## Requirements
Return the full material exactly.

______

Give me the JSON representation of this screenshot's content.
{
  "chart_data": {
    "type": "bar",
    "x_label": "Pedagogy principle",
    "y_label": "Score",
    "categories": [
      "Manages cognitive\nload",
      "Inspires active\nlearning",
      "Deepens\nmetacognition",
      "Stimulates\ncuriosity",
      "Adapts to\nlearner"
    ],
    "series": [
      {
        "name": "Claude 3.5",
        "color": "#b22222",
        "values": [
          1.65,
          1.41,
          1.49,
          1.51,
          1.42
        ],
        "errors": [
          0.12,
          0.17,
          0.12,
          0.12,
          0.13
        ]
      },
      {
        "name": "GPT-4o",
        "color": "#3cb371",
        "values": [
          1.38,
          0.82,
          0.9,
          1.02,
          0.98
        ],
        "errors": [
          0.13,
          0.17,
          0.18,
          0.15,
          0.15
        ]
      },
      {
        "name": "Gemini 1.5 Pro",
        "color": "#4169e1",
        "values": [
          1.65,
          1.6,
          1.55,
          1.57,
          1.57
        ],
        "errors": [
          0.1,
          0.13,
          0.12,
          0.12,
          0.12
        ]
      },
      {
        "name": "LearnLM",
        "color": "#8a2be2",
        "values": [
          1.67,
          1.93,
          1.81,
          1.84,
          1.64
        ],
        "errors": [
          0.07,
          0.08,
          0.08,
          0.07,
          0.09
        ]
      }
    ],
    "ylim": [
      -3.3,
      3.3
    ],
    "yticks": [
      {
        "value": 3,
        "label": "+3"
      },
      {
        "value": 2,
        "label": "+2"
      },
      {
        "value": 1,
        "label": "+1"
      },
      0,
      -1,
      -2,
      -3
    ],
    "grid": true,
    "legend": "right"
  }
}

______

## Answer to the problem
Give me the JSON representation of this screenshot's content.
{
  "chart_data": {
    "type": "bar",
    "x_label": "Pedagogy principle",
    "y_label": "Score",
    "categories": [
      "Manages cognitive\nload",
      "Inspires active\nlearning",
      "Deepens\nmetacognition",
      "Stimulates\ncuriosity",
      "Adapts to\nlearner"
    ],
    "series": [
      {
        "name": "Claude 3.5",
        "color": "#b22222",
        "values": [
          1.65,
          1.41,
          1.49,
          1.51,
          1.42
        ],
        "errors": [
          0.12,
          0.17,
          0.12,
          0.12,
          0.13
        ]
      },
      {
        "name": "GPT-4o",
        "color": "#3cb371",
        "values": [
          1.38,
          0.82,
          0.9,
          1.02,
          0.98
        ],
        "errors": [
          0.13,
          0.17,
          0.18,
          0.15,
          0.15
        ]
      },
      {
        "name": "Gemini 1.5 Pro",
        "color": "#4169e1",
        "values": [
          1.65,
          1.6,
          1.55,
          1.57,
          1.57
        ],
        "errors": [
          0.1,
          0.13,
          0.12,
          0.12,
          0.12
        ]
      },
      {
        "name": "LearnLM",
        "color": "#8a2be2",
        "values": [
          1.67,
          1.93,
          1.81,
          1.84,
          1.64
        ],
        "errors": [
          0.07,
          0.08,
          0.08,
          0.07,
          0.09
        ]
      }
    ],
    "ylim": [
      -3.3,
      3.3
    ],
    "yticks": [
      {
        "value": 3,
        "label": "+3"
      },
      {
        "value": 2,
        "label": "+2"
      },
      {
        "value": 1,
        "label": "+1"
      },
      0,
      -1,
      -2,
      -3
    ],
    "grid": true,
    "legend": "right"
  }
}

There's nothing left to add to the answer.